[Dataset excerpts]
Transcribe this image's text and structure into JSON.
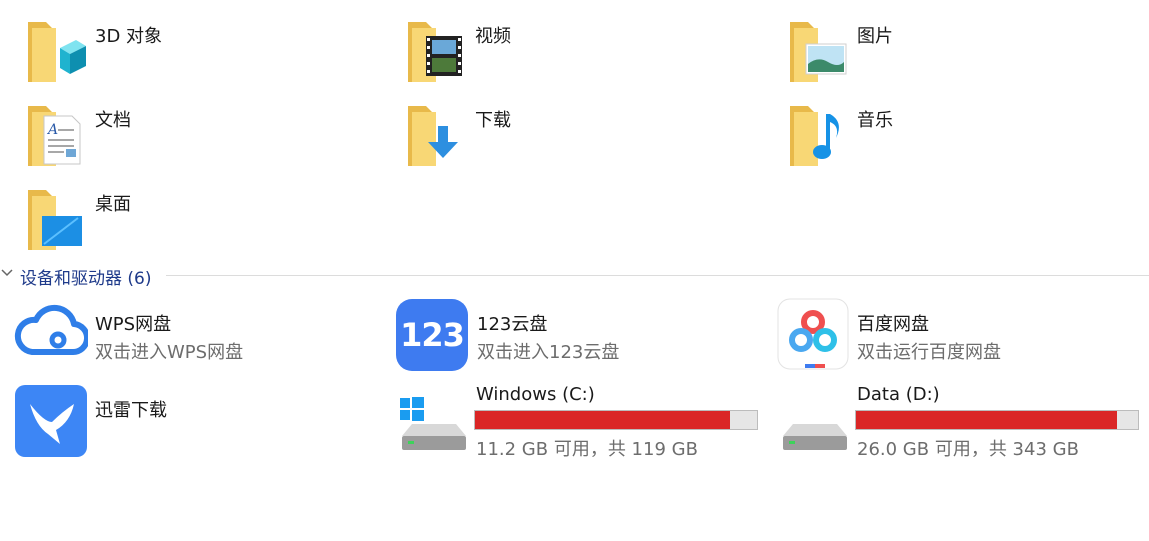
{
  "folders": [
    {
      "label": "3D 对象",
      "icon": "3d-objects-icon"
    },
    {
      "label": "视频",
      "icon": "videos-icon"
    },
    {
      "label": "图片",
      "icon": "pictures-icon"
    },
    {
      "label": "文档",
      "icon": "documents-icon"
    },
    {
      "label": "下载",
      "icon": "downloads-icon"
    },
    {
      "label": "音乐",
      "icon": "music-icon"
    },
    {
      "label": "桌面",
      "icon": "desktop-icon"
    }
  ],
  "devices_section": {
    "title": "设备和驱动器 (6)"
  },
  "devices": [
    {
      "name": "WPS网盘",
      "subtitle": "双击进入WPS网盘",
      "icon": "wps-cloud-icon"
    },
    {
      "name": "123云盘",
      "subtitle": "双击进入123云盘",
      "icon": "123-cloud-icon",
      "icon_text": "123"
    },
    {
      "name": "百度网盘",
      "subtitle": "双击运行百度网盘",
      "icon": "baidu-netdisk-icon"
    },
    {
      "name": "迅雷下载",
      "icon": "xunlei-icon"
    }
  ],
  "drives": [
    {
      "name": "Windows (C:)",
      "info": "11.2 GB 可用，共 119 GB",
      "used_fraction": 0.906,
      "icon": "windows-drive-icon"
    },
    {
      "name": "Data (D:)",
      "info": "26.0 GB 可用，共 343 GB",
      "used_fraction": 0.924,
      "icon": "hard-drive-icon"
    }
  ],
  "colors": {
    "bar_fill": "#da2626",
    "accent_blue": "#1e3a8a"
  }
}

Task instructions — Your task is to gather every line with the word "subtitle" and copy it.

Final answer —
      "subtitle": "双击进入WPS网盘",
      "subtitle": "双击进入123云盘",
      "subtitle": "双击运行百度网盘",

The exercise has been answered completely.